Check each line for the word "استخدام" and give how many have it. Say nothing else.

(Collected data)
((
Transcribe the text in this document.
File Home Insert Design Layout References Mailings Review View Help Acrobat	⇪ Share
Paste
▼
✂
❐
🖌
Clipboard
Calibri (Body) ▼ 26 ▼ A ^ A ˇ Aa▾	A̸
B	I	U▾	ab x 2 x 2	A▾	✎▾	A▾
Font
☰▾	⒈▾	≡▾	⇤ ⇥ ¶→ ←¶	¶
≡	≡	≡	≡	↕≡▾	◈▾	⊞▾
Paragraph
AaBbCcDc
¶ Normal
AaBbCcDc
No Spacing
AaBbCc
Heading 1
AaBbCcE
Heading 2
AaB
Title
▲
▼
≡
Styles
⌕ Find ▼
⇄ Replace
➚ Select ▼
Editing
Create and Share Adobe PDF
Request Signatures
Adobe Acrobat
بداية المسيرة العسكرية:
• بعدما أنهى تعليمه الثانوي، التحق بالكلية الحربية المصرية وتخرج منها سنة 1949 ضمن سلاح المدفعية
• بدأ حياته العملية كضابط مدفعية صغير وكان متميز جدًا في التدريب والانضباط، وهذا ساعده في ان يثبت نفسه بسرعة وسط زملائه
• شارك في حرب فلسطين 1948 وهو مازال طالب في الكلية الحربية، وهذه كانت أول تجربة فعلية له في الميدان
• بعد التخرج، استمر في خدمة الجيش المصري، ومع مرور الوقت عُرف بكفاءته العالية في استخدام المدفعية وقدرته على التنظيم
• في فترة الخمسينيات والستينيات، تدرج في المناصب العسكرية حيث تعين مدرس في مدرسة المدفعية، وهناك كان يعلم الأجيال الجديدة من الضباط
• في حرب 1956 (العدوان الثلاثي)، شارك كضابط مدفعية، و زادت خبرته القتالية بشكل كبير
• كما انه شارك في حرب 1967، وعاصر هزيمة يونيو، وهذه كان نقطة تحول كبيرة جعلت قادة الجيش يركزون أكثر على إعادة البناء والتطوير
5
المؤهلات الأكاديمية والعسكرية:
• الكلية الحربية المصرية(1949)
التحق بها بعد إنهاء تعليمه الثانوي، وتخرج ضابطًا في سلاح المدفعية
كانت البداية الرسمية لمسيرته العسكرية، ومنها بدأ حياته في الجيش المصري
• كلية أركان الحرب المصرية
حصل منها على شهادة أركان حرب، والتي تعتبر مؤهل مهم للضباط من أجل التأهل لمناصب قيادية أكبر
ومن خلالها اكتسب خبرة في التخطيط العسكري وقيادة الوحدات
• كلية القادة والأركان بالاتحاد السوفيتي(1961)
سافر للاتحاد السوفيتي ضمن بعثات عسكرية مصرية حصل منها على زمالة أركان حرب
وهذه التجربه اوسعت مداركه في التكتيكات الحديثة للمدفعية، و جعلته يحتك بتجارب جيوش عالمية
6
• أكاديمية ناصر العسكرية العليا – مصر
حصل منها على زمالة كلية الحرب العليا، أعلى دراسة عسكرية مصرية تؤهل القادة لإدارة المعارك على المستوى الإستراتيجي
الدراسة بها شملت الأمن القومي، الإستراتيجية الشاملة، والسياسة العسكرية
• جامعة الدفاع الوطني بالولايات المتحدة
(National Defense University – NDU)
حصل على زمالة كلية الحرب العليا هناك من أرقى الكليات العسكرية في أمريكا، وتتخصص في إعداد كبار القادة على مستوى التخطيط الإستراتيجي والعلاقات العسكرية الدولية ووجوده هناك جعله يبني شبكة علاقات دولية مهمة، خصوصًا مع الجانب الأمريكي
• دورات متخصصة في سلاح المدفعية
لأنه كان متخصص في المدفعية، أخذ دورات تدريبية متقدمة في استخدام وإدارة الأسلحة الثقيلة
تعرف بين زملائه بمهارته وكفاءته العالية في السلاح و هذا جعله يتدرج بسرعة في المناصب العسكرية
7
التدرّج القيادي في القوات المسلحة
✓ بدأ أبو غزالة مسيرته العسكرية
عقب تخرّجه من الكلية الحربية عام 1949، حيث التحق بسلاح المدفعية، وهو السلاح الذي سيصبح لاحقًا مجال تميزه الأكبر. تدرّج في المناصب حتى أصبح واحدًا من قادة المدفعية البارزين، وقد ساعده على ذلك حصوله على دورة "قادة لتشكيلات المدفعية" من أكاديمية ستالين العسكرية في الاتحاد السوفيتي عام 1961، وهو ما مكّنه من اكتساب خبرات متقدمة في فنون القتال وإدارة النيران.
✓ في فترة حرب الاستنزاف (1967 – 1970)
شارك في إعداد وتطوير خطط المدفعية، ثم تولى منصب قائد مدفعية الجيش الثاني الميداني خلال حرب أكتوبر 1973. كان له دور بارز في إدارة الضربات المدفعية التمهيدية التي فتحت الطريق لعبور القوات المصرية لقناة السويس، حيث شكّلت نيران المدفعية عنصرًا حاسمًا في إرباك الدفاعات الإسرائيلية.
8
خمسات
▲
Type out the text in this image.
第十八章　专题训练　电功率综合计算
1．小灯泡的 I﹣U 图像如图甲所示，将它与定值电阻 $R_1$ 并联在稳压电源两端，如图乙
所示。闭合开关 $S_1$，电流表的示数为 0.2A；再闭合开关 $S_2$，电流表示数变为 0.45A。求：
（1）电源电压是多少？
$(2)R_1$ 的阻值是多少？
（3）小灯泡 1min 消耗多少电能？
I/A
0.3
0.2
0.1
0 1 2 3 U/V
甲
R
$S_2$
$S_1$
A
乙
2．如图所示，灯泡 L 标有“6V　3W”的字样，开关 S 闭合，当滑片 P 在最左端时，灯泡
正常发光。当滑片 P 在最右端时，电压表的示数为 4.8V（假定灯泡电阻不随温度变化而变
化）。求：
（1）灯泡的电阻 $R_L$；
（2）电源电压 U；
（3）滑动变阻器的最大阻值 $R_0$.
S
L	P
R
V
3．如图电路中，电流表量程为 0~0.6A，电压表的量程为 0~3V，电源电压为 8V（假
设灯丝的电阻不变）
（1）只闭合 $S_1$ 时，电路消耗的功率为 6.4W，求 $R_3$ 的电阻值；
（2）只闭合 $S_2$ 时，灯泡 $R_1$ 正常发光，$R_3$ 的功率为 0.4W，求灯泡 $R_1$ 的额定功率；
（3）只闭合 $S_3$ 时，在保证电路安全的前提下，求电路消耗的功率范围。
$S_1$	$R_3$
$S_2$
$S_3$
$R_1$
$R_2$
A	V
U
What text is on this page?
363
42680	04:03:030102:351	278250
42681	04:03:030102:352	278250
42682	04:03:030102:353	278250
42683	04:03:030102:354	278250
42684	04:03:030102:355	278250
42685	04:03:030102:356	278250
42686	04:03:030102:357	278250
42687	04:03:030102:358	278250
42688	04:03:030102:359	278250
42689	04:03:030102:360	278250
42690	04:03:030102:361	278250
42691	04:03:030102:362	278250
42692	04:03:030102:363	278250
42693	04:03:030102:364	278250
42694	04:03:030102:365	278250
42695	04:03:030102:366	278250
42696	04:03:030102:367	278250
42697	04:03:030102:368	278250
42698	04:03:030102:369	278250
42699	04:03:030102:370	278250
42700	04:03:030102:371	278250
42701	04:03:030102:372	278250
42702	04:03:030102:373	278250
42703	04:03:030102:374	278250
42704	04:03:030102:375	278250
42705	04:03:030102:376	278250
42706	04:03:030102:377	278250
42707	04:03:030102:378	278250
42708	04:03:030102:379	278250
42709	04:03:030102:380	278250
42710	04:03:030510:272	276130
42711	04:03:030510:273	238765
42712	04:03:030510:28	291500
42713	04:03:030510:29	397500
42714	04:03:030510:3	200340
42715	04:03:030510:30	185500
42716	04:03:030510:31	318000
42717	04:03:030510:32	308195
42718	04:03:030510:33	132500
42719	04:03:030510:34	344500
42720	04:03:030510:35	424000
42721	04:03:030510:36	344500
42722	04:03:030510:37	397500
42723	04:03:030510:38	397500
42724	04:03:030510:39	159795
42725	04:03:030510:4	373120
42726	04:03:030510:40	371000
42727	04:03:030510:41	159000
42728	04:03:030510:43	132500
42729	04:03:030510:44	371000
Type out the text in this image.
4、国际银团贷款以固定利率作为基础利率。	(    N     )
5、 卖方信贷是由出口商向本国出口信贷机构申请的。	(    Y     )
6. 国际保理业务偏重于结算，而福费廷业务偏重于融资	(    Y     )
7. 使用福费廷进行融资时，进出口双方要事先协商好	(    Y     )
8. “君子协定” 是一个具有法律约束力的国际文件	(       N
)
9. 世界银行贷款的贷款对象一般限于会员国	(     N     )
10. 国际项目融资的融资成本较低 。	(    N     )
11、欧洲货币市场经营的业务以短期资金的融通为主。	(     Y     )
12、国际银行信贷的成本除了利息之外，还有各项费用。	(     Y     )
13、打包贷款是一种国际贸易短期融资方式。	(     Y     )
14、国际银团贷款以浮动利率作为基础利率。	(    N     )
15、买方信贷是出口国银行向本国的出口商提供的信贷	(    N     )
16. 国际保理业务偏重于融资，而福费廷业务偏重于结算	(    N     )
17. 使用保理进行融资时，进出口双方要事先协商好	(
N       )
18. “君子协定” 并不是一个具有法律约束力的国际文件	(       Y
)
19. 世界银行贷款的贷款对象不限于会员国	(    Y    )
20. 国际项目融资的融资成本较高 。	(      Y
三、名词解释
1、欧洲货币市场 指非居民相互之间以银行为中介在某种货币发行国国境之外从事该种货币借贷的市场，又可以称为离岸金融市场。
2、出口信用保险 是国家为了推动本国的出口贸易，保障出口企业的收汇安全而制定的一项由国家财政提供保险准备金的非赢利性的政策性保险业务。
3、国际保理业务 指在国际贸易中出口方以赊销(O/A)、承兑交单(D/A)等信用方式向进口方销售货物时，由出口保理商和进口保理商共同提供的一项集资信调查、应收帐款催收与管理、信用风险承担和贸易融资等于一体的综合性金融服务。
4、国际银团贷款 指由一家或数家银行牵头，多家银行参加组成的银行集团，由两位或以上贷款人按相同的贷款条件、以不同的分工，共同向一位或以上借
))
§ **ANSWER TO THIS TASK**: 2